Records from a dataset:
--- --- ---
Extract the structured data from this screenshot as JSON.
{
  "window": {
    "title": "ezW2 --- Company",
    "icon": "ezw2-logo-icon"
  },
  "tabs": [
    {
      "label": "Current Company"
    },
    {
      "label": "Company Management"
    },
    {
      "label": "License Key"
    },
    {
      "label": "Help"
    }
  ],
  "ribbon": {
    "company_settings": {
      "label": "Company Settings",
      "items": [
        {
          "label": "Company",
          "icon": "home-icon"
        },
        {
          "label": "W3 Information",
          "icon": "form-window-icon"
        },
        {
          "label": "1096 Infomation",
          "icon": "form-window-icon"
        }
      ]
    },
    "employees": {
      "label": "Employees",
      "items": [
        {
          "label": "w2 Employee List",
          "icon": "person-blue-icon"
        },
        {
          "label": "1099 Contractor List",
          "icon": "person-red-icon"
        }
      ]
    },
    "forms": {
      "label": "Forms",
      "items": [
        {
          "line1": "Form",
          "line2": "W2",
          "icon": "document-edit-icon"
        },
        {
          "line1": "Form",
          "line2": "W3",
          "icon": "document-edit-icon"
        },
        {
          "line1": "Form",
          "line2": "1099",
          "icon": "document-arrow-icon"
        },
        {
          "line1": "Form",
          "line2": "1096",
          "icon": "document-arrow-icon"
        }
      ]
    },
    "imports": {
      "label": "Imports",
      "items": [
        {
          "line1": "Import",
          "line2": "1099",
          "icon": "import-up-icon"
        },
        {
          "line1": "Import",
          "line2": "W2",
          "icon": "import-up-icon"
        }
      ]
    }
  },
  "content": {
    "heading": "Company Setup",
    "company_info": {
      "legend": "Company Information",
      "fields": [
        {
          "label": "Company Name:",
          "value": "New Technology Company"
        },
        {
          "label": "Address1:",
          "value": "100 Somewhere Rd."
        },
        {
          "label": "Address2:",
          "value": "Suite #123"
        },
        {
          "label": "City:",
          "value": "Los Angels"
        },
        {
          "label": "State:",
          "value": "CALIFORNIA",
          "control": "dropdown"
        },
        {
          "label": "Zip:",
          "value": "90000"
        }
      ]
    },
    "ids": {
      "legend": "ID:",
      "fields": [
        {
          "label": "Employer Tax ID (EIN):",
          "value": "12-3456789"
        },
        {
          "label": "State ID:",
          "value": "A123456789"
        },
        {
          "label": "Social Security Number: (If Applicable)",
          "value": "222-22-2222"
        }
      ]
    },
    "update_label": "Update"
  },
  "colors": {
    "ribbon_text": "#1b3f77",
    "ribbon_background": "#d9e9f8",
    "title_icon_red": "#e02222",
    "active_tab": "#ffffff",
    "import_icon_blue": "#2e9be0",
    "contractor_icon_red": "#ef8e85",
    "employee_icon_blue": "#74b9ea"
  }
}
--- --- ---
WHAT TO PRODUCE> Exactly reproduce every line of the data above.

IN RESPONSE>
Extract the structured data from this screenshot as JSON.
{
  "window": {
    "title": "ezW2 --- Company",
    "icon": "ezw2-logo-icon"
  },
  "tabs": [
    {
      "label": "Current Company"
    },
    {
      "label": "Company Management"
    },
    {
      "label": "License Key"
    },
    {
      "label": "Help"
    }
  ],
  "ribbon": {
    "company_settings": {
      "label": "Company Settings",
      "items": [
        {
          "label": "Company",
          "icon": "home-icon"
        },
        {
          "label": "W3 Information",
          "icon": "form-window-icon"
        },
        {
          "label": "1096 Infomation",
          "icon": "form-window-icon"
        }
      ]
    },
    "employees": {
      "label": "Employees",
      "items": [
        {
          "label": "w2 Employee List",
          "icon": "person-blue-icon"
        },
        {
          "label": "1099 Contractor List",
          "icon": "person-red-icon"
        }
      ]
    },
    "forms": {
      "label": "Forms",
      "items": [
        {
          "line1": "Form",
          "line2": "W2",
          "icon": "document-edit-icon"
        },
        {
          "line1": "Form",
          "line2": "W3",
          "icon": "document-edit-icon"
        },
        {
          "line1": "Form",
          "line2": "1099",
          "icon": "document-arrow-icon"
        },
        {
          "line1": "Form",
          "line2": "1096",
          "icon": "document-arrow-icon"
        }
      ]
    },
    "imports": {
      "label": "Imports",
      "items": [
        {
          "line1": "Import",
          "line2": "1099",
          "icon": "import-up-icon"
        },
        {
          "line1": "Import",
          "line2": "W2",
          "icon": "import-up-icon"
        }
      ]
    }
  },
  "content": {
    "heading": "Company Setup",
    "company_info": {
      "legend": "Company Information",
      "fields": [
        {
          "label": "Company Name:",
          "value": "New Technology Company"
        },
        {
          "label": "Address1:",
          "value": "100 Somewhere Rd."
        },
        {
          "label": "Address2:",
          "value": "Suite #123"
        },
        {
          "label": "City:",
          "value": "Los Angels"
        },
        {
          "label": "State:",
          "value": "CALIFORNIA",
          "control": "dropdown"
        },
        {
          "label": "Zip:",
          "value": "90000"
        }
      ]
    },
    "ids": {
      "legend": "ID:",
      "fields": [
        {
          "label": "Employer Tax ID (EIN):",
          "value": "12-3456789"
        },
        {
          "label": "State ID:",
          "value": "A123456789"
        },
        {
          "label": "Social Security Number: (If Applicable)",
          "value": "222-22-2222"
        }
      ]
    },
    "update_label": "Update"
  },
  "colors": {
    "ribbon_text": "#1b3f77",
    "ribbon_background": "#d9e9f8",
    "title_icon_red": "#e02222",
    "active_tab": "#ffffff",
    "import_icon_blue": "#2e9be0",
    "contractor_icon_red": "#ef8e85",
    "employee_icon_blue": "#74b9ea"
  }
}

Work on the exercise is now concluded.